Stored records
■ ■ ■ ■
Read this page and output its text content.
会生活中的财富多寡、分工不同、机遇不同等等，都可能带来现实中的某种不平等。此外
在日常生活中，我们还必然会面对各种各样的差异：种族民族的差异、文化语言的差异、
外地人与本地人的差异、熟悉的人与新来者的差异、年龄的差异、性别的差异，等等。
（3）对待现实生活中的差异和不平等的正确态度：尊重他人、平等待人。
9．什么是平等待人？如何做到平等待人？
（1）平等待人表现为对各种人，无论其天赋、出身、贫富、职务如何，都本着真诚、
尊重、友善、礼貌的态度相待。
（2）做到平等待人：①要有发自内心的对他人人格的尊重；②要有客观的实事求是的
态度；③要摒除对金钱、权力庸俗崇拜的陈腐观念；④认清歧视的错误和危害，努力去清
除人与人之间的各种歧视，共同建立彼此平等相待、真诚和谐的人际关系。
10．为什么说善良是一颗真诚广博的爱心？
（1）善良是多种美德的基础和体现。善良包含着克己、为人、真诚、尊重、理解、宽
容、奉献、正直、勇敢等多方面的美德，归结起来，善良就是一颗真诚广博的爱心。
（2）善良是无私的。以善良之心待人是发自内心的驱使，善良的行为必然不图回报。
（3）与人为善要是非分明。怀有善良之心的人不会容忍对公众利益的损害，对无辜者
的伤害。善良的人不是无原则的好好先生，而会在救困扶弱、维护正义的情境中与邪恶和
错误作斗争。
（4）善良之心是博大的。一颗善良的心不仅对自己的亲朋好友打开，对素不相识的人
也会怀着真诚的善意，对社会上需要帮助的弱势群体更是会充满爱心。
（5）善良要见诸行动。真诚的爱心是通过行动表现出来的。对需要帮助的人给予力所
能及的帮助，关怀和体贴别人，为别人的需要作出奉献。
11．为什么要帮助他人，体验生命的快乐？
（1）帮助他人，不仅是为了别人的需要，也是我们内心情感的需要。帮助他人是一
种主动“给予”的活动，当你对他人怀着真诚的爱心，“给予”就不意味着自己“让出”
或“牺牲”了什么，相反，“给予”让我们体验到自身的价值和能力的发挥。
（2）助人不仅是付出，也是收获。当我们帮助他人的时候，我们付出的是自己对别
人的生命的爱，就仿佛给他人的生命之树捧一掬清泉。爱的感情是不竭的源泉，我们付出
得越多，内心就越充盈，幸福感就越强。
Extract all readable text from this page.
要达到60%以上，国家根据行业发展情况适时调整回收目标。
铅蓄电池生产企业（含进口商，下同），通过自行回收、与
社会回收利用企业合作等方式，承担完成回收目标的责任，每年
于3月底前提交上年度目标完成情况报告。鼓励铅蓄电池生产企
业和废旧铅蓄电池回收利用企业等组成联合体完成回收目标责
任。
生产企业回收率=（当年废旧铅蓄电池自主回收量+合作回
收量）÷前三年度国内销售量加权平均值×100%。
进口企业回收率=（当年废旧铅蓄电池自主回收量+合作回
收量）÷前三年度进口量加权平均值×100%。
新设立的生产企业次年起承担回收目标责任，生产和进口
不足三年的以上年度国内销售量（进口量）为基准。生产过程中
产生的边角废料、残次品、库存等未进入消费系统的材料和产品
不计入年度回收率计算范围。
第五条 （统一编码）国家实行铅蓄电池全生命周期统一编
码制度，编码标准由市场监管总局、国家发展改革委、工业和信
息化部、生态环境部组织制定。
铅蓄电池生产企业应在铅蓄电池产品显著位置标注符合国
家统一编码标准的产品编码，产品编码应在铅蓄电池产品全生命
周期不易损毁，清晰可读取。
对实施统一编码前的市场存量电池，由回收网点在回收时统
■ ■ ■ ■
- _Set task_: Retype the material in full, character for character.

- _Answer to the exercise_:
Read this page and output its text content.
会生活中的财富多寡、分工不同、机遇不同等等，都可能带来现实中的某种不平等。此外
在日常生活中，我们还必然会面对各种各样的差异：种族民族的差异、文化语言的差异、
外地人与本地人的差异、熟悉的人与新来者的差异、年龄的差异、性别的差异，等等。
（3）对待现实生活中的差异和不平等的正确态度：尊重他人、平等待人。
9．什么是平等待人？如何做到平等待人？
（1）平等待人表现为对各种人，无论其天赋、出身、贫富、职务如何，都本着真诚、
尊重、友善、礼貌的态度相待。
（2）做到平等待人：①要有发自内心的对他人人格的尊重；②要有客观的实事求是的
态度；③要摒除对金钱、权力庸俗崇拜的陈腐观念；④认清歧视的错误和危害，努力去清
除人与人之间的各种歧视，共同建立彼此平等相待、真诚和谐的人际关系。
10．为什么说善良是一颗真诚广博的爱心？
（1）善良是多种美德的基础和体现。善良包含着克己、为人、真诚、尊重、理解、宽
容、奉献、正直、勇敢等多方面的美德，归结起来，善良就是一颗真诚广博的爱心。
（2）善良是无私的。以善良之心待人是发自内心的驱使，善良的行为必然不图回报。
（3）与人为善要是非分明。怀有善良之心的人不会容忍对公众利益的损害，对无辜者
的伤害。善良的人不是无原则的好好先生，而会在救困扶弱、维护正义的情境中与邪恶和
错误作斗争。
（4）善良之心是博大的。一颗善良的心不仅对自己的亲朋好友打开，对素不相识的人
也会怀着真诚的善意，对社会上需要帮助的弱势群体更是会充满爱心。
（5）善良要见诸行动。真诚的爱心是通过行动表现出来的。对需要帮助的人给予力所
能及的帮助，关怀和体贴别人，为别人的需要作出奉献。
11．为什么要帮助他人，体验生命的快乐？
（1）帮助他人，不仅是为了别人的需要，也是我们内心情感的需要。帮助他人是一
种主动“给予”的活动，当你对他人怀着真诚的爱心，“给予”就不意味着自己“让出”
或“牺牲”了什么，相反，“给予”让我们体验到自身的价值和能力的发挥。
（2）助人不仅是付出，也是收获。当我们帮助他人的时候，我们付出的是自己对别
人的生命的爱，就仿佛给他人的生命之树捧一掬清泉。爱的感情是不竭的源泉，我们付出
得越多，内心就越充盈，幸福感就越强。
Extract all readable text from this page.
要达到60%以上，国家根据行业发展情况适时调整回收目标。
铅蓄电池生产企业（含进口商，下同），通过自行回收、与
社会回收利用企业合作等方式，承担完成回收目标的责任，每年
于3月底前提交上年度目标完成情况报告。鼓励铅蓄电池生产企
业和废旧铅蓄电池回收利用企业等组成联合体完成回收目标责
任。
生产企业回收率=（当年废旧铅蓄电池自主回收量+合作回
收量）÷前三年度国内销售量加权平均值×100%。
进口企业回收率=（当年废旧铅蓄电池自主回收量+合作回
收量）÷前三年度进口量加权平均值×100%。
新设立的生产企业次年起承担回收目标责任，生产和进口
不足三年的以上年度国内销售量（进口量）为基准。生产过程中
产生的边角废料、残次品、库存等未进入消费系统的材料和产品
不计入年度回收率计算范围。
第五条 （统一编码）国家实行铅蓄电池全生命周期统一编
码制度，编码标准由市场监管总局、国家发展改革委、工业和信
息化部、生态环境部组织制定。
铅蓄电池生产企业应在铅蓄电池产品显著位置标注符合国
家统一编码标准的产品编码，产品编码应在铅蓄电池产品全生命
周期不易损毁，清晰可读取。
对实施统一编码前的市场存量电池，由回收网点在回收时统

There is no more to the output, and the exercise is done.